Using the listing beneath this task, count the lines with the word "수오재기" and write only the result.

§ Given data
★ ★ ★ ★ ★

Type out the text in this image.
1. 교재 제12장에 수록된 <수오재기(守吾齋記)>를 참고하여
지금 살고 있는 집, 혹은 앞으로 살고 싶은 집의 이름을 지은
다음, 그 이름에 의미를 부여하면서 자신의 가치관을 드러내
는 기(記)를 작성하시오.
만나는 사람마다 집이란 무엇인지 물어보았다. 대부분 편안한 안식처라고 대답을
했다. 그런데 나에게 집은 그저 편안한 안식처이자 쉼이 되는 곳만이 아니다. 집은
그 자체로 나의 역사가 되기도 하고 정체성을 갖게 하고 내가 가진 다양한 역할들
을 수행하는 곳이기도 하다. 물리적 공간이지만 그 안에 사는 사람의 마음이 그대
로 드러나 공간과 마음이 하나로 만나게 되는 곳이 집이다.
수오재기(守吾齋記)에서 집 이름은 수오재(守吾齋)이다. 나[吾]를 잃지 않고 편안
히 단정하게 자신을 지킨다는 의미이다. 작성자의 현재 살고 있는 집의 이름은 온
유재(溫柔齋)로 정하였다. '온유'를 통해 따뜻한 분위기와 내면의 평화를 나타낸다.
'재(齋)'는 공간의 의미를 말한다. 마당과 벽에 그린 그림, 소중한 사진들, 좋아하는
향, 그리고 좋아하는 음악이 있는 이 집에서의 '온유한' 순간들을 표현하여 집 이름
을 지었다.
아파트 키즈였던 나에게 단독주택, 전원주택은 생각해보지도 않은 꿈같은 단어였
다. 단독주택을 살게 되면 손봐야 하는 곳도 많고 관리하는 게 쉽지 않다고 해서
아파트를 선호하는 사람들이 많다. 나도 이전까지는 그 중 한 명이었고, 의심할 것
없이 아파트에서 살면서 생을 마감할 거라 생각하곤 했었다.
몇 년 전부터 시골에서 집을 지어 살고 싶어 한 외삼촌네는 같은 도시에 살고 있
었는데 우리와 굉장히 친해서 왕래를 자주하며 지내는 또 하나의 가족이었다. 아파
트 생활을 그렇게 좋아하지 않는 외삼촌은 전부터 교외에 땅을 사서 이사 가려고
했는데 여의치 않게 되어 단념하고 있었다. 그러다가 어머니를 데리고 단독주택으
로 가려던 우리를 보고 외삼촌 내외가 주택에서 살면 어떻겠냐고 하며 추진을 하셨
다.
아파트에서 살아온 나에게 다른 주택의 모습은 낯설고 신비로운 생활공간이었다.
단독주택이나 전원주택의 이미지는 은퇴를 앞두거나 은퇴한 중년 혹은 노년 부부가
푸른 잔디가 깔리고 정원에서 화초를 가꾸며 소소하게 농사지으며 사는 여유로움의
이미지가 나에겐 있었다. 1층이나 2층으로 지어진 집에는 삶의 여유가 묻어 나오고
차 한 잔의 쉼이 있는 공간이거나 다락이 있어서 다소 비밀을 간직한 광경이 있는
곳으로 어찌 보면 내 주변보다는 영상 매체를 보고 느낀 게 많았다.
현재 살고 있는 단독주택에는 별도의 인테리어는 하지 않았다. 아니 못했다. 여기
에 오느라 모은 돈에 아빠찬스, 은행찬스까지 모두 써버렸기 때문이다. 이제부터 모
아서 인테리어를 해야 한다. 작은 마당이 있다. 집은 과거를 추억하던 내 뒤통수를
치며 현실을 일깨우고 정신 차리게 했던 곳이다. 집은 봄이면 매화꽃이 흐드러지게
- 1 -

★ ★ ★ ★ ★

§ Response to the task
2